# THE TASK
Answer with one number only: the number of lines that contain "JSON".

# EXERCISE DATA
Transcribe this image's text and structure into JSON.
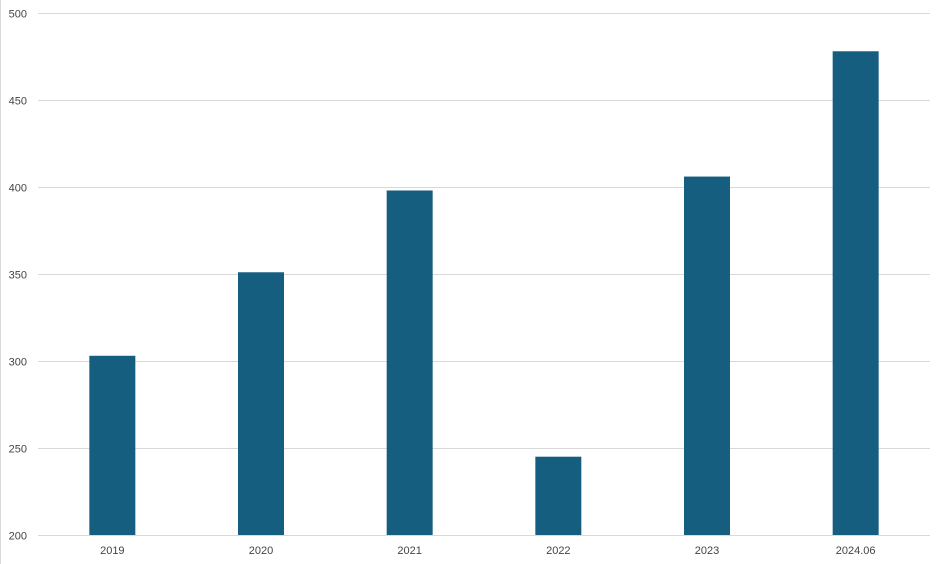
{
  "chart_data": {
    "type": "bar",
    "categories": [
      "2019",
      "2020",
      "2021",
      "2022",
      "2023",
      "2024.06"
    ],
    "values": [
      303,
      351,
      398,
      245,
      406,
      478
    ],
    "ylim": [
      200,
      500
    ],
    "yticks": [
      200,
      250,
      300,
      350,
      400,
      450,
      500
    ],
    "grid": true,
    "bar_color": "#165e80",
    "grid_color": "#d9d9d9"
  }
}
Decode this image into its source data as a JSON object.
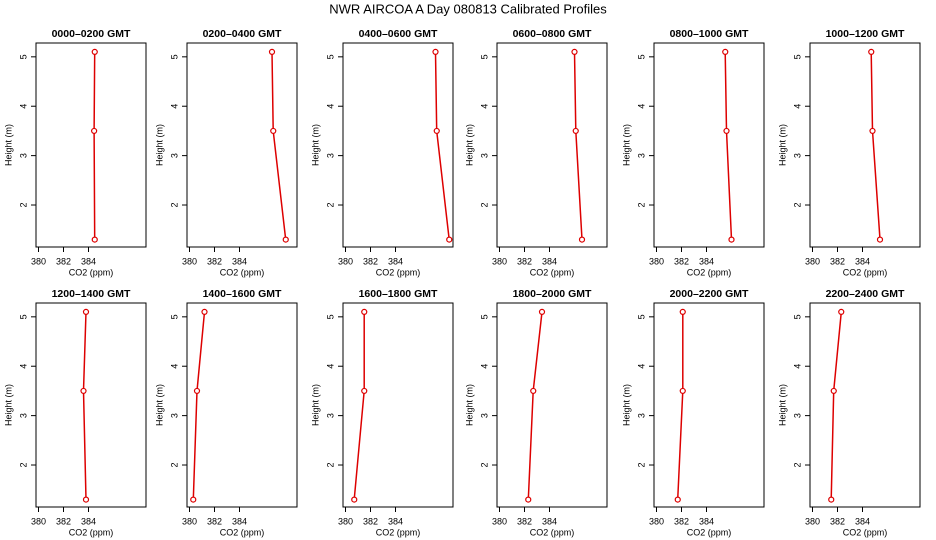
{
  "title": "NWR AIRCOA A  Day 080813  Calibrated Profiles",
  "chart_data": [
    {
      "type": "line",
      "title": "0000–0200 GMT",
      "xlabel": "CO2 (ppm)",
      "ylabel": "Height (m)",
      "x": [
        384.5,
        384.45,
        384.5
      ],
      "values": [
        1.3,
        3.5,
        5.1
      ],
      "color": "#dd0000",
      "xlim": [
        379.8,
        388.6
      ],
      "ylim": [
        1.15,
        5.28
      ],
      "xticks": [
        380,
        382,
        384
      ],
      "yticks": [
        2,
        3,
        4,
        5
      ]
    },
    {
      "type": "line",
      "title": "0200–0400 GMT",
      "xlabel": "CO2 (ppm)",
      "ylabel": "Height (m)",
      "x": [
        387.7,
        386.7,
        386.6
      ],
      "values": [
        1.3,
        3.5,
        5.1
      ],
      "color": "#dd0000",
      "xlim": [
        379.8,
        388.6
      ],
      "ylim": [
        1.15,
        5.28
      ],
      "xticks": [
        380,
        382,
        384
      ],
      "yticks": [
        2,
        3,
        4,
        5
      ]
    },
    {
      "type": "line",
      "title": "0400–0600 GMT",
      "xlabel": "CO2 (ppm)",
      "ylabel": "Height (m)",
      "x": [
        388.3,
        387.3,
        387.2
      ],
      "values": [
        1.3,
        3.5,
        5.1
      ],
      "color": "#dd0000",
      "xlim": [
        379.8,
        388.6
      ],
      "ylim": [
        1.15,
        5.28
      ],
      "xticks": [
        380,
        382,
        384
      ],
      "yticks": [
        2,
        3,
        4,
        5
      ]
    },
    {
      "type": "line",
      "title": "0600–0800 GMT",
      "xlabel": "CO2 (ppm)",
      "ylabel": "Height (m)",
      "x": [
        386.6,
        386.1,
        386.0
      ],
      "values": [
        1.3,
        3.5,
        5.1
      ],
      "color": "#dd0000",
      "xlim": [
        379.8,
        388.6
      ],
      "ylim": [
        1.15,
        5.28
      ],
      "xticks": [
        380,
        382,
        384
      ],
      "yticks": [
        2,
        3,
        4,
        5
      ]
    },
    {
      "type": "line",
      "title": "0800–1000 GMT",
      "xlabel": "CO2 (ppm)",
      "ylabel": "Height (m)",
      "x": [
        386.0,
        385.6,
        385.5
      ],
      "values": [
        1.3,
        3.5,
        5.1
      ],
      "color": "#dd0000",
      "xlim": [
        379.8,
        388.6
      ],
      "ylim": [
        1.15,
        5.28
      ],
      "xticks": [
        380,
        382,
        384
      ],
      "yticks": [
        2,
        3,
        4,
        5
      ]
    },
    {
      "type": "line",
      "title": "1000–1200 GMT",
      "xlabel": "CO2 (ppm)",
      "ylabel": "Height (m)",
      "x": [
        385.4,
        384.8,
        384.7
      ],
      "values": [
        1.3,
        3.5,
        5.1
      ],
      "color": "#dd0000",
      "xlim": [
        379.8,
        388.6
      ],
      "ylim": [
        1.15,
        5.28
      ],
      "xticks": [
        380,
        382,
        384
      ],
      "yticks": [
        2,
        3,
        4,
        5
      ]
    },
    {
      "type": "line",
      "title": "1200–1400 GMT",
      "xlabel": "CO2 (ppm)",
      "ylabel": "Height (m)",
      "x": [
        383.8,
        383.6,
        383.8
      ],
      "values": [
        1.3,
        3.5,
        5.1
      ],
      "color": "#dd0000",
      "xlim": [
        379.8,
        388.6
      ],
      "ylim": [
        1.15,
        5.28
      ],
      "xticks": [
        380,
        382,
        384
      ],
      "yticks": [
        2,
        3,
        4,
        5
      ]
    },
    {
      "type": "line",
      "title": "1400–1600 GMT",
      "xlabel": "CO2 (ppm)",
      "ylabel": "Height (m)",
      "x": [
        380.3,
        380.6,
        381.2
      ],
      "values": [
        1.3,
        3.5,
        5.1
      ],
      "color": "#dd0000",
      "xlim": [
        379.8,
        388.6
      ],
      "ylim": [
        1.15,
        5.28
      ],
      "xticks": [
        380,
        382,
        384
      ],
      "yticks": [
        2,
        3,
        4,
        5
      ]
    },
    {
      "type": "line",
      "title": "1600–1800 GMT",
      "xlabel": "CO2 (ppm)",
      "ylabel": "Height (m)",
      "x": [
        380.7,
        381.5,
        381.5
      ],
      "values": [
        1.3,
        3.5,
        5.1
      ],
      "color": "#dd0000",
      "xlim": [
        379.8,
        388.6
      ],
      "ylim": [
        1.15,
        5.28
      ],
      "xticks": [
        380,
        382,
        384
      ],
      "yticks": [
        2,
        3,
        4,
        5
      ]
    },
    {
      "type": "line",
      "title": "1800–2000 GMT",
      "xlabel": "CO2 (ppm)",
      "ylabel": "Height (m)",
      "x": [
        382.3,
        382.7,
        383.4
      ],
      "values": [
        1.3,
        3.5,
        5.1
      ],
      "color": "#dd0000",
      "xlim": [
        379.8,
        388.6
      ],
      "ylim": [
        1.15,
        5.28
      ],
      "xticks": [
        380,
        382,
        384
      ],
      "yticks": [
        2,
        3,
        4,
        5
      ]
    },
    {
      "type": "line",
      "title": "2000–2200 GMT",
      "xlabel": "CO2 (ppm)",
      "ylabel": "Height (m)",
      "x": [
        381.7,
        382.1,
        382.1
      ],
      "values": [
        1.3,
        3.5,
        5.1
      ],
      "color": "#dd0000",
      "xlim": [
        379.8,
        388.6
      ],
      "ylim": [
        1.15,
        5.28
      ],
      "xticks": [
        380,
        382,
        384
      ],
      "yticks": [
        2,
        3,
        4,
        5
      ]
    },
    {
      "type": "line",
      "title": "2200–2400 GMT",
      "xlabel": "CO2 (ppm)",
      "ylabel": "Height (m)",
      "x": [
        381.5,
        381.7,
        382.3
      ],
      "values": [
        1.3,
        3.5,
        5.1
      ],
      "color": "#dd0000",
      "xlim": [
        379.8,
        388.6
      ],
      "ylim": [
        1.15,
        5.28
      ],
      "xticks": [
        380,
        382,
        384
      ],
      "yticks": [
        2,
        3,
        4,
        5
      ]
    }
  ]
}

...

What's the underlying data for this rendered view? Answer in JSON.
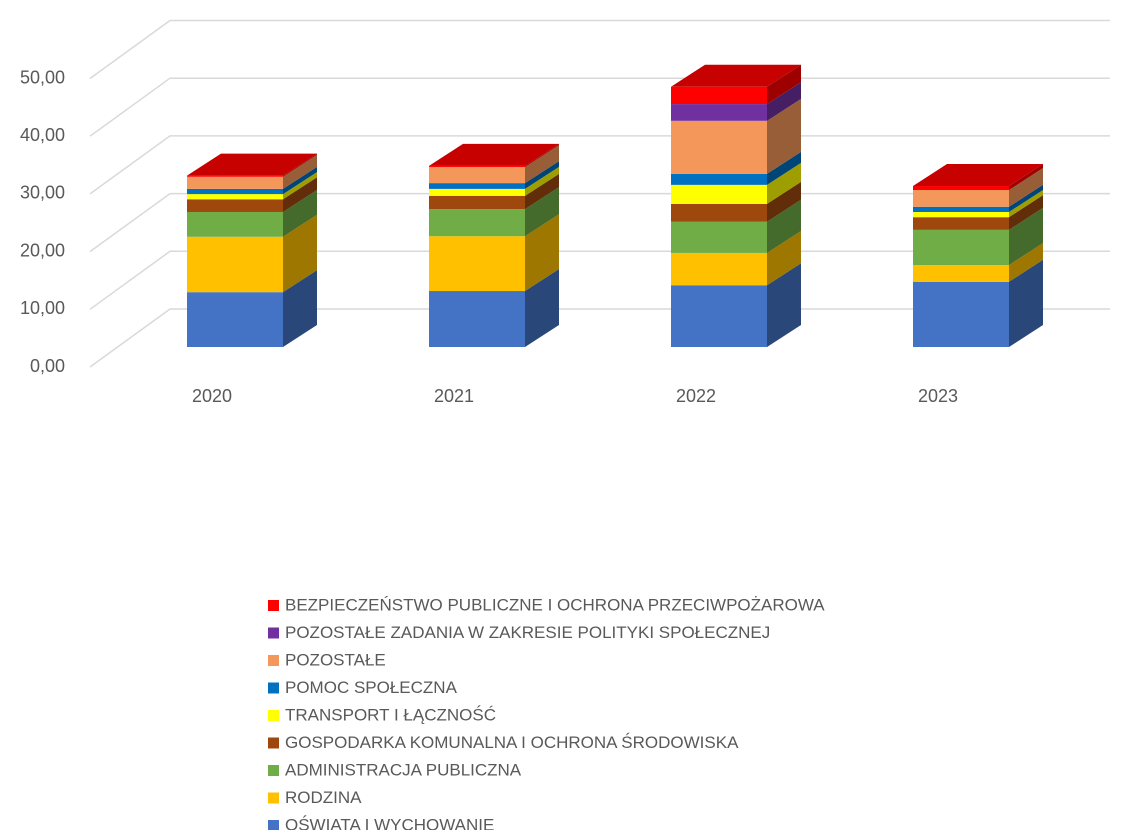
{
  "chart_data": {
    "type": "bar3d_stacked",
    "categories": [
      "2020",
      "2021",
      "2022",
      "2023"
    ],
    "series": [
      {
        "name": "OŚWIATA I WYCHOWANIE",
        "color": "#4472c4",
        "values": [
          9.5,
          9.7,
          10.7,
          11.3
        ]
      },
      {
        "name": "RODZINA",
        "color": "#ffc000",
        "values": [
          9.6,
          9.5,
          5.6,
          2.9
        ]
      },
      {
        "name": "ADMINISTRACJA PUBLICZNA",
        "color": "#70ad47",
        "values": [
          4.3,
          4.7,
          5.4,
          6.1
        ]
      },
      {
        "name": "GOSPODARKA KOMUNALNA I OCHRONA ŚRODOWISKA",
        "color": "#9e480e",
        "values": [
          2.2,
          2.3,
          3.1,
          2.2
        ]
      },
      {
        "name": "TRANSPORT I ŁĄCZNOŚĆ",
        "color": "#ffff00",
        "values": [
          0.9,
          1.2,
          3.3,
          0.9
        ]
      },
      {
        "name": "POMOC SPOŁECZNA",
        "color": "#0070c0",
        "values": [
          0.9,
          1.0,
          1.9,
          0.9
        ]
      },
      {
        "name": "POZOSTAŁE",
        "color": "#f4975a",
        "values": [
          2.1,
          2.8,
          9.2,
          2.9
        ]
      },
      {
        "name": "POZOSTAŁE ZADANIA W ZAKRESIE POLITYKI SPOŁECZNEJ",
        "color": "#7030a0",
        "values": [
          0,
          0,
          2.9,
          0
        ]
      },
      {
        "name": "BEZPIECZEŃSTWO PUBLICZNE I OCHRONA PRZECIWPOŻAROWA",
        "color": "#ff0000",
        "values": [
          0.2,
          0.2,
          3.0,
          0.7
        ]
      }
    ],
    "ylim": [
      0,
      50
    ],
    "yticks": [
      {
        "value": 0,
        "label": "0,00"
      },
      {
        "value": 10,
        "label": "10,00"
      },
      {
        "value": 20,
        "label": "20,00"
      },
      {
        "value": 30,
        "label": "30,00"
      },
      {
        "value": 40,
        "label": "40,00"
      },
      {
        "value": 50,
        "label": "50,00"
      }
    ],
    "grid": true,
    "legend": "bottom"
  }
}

# EXERCISE RESULT
3